## Given request
Check each line of the listing below for the string "into", and copy the ones that have it.
+ + +
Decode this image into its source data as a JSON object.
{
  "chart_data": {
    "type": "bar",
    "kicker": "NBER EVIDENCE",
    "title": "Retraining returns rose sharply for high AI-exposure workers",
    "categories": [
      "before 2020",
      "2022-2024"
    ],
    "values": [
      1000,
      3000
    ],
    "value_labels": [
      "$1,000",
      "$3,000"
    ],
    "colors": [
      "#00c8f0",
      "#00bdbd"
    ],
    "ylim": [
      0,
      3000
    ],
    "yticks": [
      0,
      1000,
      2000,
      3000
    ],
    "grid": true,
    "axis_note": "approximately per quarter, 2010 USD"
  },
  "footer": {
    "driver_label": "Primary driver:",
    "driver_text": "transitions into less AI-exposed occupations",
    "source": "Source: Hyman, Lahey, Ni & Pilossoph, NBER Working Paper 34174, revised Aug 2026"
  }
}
+ + +
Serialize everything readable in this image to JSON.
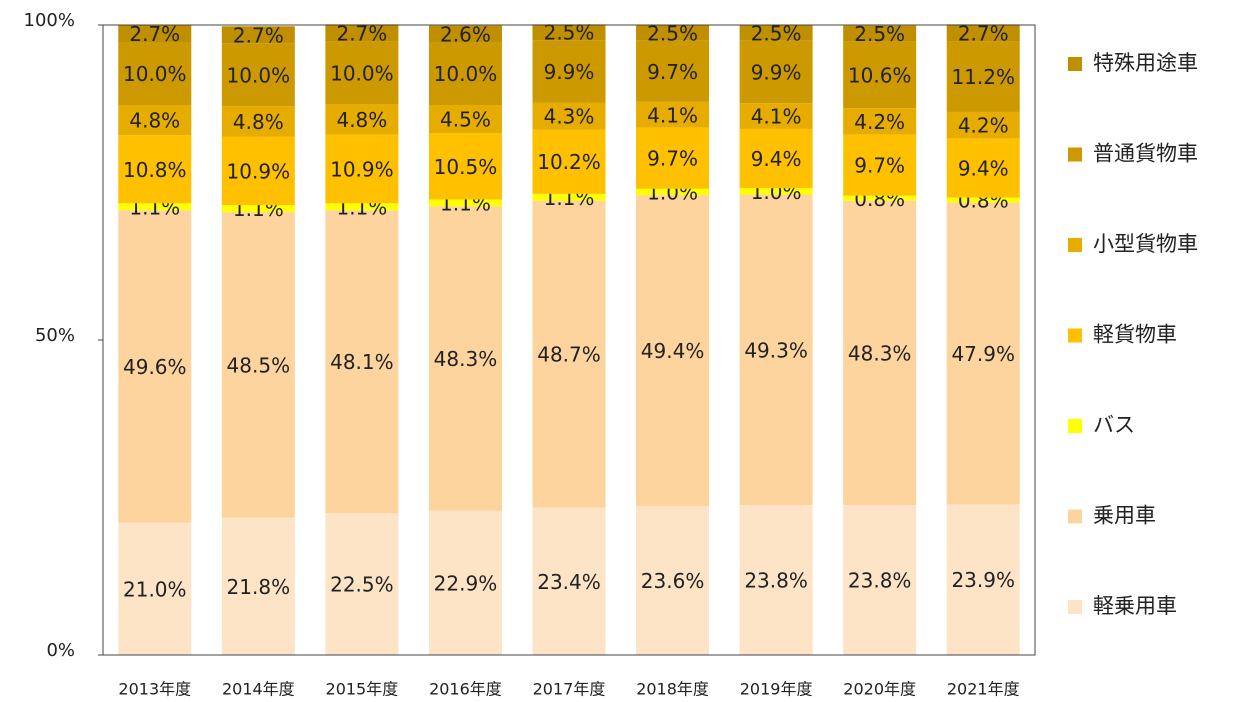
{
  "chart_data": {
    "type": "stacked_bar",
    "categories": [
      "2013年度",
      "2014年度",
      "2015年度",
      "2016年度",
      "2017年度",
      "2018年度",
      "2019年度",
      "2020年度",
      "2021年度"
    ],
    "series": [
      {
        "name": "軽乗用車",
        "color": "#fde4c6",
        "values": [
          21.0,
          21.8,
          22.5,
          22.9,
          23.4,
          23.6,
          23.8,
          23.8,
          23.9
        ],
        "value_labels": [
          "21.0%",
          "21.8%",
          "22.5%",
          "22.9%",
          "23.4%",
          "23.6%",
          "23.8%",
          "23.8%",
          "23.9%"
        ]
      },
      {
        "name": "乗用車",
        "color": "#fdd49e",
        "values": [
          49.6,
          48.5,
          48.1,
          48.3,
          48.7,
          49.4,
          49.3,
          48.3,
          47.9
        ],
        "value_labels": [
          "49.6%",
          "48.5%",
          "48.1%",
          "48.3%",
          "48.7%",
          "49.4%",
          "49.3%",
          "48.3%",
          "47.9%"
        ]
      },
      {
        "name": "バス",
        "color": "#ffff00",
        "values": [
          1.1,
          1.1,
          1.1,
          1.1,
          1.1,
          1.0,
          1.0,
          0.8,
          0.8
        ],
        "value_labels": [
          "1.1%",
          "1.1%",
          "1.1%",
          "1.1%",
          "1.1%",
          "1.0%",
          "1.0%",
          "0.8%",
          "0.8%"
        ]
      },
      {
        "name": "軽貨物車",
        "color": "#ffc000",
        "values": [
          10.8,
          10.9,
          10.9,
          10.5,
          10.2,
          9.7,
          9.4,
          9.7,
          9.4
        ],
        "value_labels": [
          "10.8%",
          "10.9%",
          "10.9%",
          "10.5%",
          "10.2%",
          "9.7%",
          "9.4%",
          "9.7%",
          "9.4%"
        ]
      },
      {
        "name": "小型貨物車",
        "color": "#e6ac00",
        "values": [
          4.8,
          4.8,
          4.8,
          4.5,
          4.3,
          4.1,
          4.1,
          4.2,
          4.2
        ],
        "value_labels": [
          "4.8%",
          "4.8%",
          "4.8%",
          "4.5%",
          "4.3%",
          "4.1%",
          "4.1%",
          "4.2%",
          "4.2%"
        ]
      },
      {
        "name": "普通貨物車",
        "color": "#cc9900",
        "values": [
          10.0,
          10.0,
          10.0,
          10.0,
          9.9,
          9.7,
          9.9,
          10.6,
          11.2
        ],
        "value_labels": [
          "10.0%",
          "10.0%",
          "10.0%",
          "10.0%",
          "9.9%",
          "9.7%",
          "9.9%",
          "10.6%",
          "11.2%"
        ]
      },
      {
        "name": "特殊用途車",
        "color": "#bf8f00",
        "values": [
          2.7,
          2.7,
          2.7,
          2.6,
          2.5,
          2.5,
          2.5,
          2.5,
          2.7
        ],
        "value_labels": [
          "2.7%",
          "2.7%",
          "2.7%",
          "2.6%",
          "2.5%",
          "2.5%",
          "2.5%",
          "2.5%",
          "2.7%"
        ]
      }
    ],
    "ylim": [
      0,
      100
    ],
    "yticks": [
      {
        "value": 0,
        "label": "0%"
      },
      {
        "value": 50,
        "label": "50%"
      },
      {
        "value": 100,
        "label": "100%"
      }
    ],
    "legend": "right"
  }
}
+ + +
## Solution for this problem
Decode this image into its source data as a JSON object.
    "driver_text": "transitions into less AI-exposed occupations",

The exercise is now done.